Where a line of the listing below includes the word "name", reproduce that line.

Data extracted from a collection
○ ○ ○ ○ ○ ○ ○
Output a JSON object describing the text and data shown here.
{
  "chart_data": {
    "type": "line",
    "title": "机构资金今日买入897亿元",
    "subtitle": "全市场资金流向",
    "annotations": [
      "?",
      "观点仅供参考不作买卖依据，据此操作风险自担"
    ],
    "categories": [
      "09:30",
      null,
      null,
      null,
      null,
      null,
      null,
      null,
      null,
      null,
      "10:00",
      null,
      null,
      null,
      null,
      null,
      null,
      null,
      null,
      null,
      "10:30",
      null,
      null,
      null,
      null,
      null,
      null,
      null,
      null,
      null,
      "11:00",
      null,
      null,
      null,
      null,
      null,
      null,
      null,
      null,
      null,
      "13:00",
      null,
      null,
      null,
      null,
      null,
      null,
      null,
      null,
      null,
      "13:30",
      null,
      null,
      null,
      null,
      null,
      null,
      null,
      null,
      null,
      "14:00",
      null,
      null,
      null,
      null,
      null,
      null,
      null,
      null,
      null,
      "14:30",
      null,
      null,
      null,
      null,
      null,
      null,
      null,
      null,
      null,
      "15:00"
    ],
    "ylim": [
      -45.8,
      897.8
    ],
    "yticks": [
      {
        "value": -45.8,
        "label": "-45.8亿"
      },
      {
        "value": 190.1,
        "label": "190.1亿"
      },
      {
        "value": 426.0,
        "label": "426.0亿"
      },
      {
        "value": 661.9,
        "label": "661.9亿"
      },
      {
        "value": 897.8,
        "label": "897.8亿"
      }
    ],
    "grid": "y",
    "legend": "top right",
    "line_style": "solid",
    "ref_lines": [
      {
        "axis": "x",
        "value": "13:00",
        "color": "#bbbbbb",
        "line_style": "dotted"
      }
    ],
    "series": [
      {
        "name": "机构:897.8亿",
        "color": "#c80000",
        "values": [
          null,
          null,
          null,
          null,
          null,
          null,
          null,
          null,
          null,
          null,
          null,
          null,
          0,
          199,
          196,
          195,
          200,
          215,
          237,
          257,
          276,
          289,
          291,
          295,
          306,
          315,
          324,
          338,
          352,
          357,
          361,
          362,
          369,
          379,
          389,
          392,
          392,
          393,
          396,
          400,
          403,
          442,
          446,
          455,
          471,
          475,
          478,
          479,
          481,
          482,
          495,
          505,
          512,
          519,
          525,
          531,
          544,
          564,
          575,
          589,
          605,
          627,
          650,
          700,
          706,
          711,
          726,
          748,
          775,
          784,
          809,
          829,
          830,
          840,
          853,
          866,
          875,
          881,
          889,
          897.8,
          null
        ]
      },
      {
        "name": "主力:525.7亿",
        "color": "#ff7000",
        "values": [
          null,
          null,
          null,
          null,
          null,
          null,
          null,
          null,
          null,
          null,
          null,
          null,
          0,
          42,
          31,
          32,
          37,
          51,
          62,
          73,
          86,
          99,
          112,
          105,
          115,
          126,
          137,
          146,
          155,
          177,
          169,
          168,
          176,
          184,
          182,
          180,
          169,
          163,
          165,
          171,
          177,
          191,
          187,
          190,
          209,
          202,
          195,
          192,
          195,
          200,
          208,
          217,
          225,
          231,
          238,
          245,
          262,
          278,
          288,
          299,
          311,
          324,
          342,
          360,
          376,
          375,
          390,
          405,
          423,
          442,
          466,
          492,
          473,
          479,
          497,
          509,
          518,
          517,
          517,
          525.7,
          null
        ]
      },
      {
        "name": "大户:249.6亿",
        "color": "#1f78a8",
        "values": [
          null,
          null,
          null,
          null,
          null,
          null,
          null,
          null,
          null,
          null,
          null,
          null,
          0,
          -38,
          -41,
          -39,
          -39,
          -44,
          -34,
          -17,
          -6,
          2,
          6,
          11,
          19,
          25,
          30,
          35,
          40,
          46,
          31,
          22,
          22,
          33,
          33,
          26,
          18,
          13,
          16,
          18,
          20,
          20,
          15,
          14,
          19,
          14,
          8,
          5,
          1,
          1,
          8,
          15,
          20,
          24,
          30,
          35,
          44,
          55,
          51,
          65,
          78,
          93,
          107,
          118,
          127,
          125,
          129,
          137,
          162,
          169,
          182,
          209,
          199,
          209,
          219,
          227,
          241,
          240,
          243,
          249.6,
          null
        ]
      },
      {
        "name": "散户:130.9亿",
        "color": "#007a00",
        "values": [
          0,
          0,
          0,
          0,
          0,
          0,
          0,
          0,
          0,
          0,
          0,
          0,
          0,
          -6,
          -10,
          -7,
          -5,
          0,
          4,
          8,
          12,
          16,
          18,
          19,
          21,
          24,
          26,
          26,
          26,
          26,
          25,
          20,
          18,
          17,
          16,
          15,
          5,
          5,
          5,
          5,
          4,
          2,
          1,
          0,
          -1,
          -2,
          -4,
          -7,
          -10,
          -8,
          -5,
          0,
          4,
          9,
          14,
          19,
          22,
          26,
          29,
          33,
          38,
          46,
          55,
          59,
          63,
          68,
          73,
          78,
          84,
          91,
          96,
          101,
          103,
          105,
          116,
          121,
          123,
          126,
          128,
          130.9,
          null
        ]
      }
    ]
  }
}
○ ○ ○ ○ ○ ○ ○
| Problem solution |
        "name": "机构:897.8亿",
        "name": "主力:525.7亿",
        "name": "大户:249.6亿",
        "name": "散户:130.9亿",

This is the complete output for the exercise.